═══ DATA FOR THE TASK ═══
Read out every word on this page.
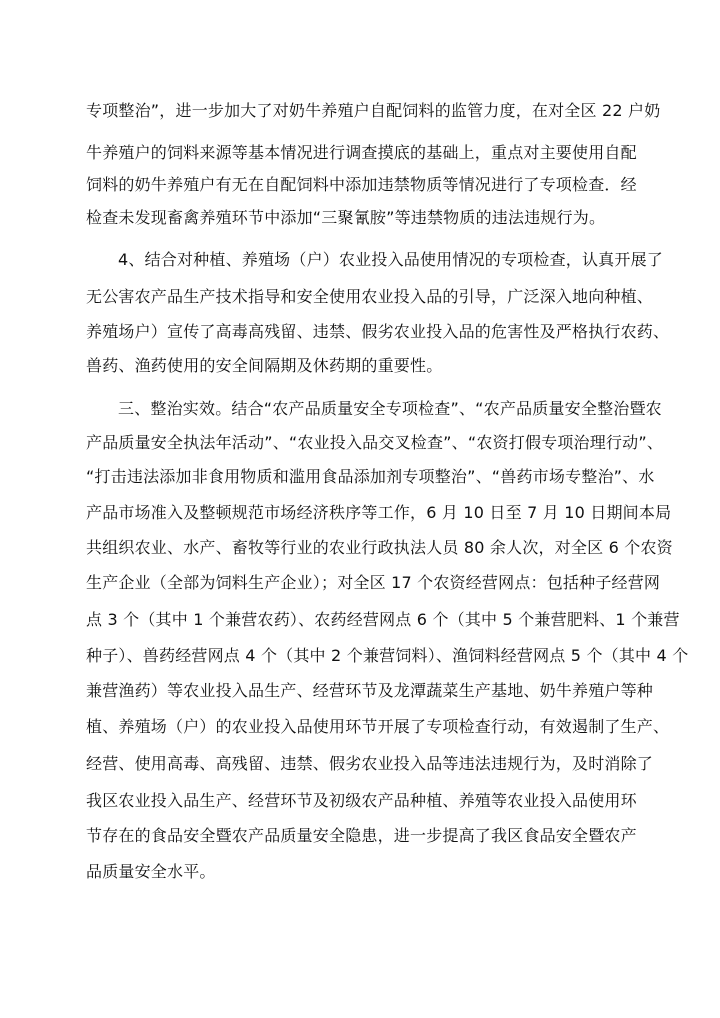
专项整治”，进一步加大了对奶牛养殖户自配饲料的监管力度，在对全区 22 户奶
牛养殖户的饲料来源等基本情况进行调查摸底的基础上，重点对主要使用自配
饲料的奶牛养殖户有无在自配饲料中添加违禁物质等情况进行了专项检查．经
检查未发现畜禽养殖环节中添加“三聚氰胺”等违禁物质的违法违规行为。
4、结合对种植、养殖场（户）农业投入品使用情况的专项检查，认真开展了
无公害农产品生产技术指导和安全使用农业投入品的引导，广泛深入地向种植、
养殖场户）宣传了高毒高残留、违禁、假劣农业投入品的危害性及严格执行农药、
兽药、渔药使用的安全间隔期及休药期的重要性。
三、整治实效。结合“农产品质量安全专项检查”、“农产品质量安全整治暨农
产品质量安全执法年活动”、“农业投入品交叉检查”、“农资打假专项治理行动”、
“打击违法添加非食用物质和滥用食品添加剂专项整治”、“兽药市场专整治”、水
产品市场准入及整顿规范市场经济秩序等工作，6 月 10 日至 7 月 10 日期间本局
共组织农业、水产、畜牧等行业的农业行政执法人员 80 余人次，对全区 6 个农资
生产企业（全部为饲料生产企业）；对全区 17 个农资经营网点：包括种子经营网
点 3 个（其中 1 个兼营农药）、农药经营网点 6 个（其中 5 个兼营肥料、1 个兼营
种子）、兽药经营网点 4 个（其中 2 个兼营饲料）、渔饲料经营网点 5 个（其中 4 个
兼营渔药）等农业投入品生产、经营环节及龙潭蔬菜生产基地、奶牛养殖户等种
植、养殖场（户）的农业投入品使用环节开展了专项检查行动，有效遏制了生产、
经营、使用高毒、高残留、违禁、假劣农业投入品等违法违规行为，及时消除了
我区农业投入品生产、经营环节及初级农产品种植、养殖等农业投入品使用环
节存在的食品安全暨农产品质量安全隐患，进一步提高了我区食品安全暨农产
品质量安全水平。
═══
AIM OF THE TASK ->
Copy the whole of the material above exactly, but not its images.

WORKED ANSWER ->
Read out every word on this page.
专项整治”，进一步加大了对奶牛养殖户自配饲料的监管力度，在对全区 22 户奶
牛养殖户的饲料来源等基本情况进行调查摸底的基础上，重点对主要使用自配
饲料的奶牛养殖户有无在自配饲料中添加违禁物质等情况进行了专项检查．经
检查未发现畜禽养殖环节中添加“三聚氰胺”等违禁物质的违法违规行为。
4、结合对种植、养殖场（户）农业投入品使用情况的专项检查，认真开展了
无公害农产品生产技术指导和安全使用农业投入品的引导，广泛深入地向种植、
养殖场户）宣传了高毒高残留、违禁、假劣农业投入品的危害性及严格执行农药、
兽药、渔药使用的安全间隔期及休药期的重要性。
三、整治实效。结合“农产品质量安全专项检查”、“农产品质量安全整治暨农
产品质量安全执法年活动”、“农业投入品交叉检查”、“农资打假专项治理行动”、
“打击违法添加非食用物质和滥用食品添加剂专项整治”、“兽药市场专整治”、水
产品市场准入及整顿规范市场经济秩序等工作，6 月 10 日至 7 月 10 日期间本局
共组织农业、水产、畜牧等行业的农业行政执法人员 80 余人次，对全区 6 个农资
生产企业（全部为饲料生产企业）；对全区 17 个农资经营网点：包括种子经营网
点 3 个（其中 1 个兼营农药）、农药经营网点 6 个（其中 5 个兼营肥料、1 个兼营
种子）、兽药经营网点 4 个（其中 2 个兼营饲料）、渔饲料经营网点 5 个（其中 4 个
兼营渔药）等农业投入品生产、经营环节及龙潭蔬菜生产基地、奶牛养殖户等种
植、养殖场（户）的农业投入品使用环节开展了专项检查行动，有效遏制了生产、
经营、使用高毒、高残留、违禁、假劣农业投入品等违法违规行为，及时消除了
我区农业投入品生产、经营环节及初级农产品种植、养殖等农业投入品使用环
节存在的食品安全暨农产品质量安全隐患，进一步提高了我区食品安全暨农产
品质量安全水平。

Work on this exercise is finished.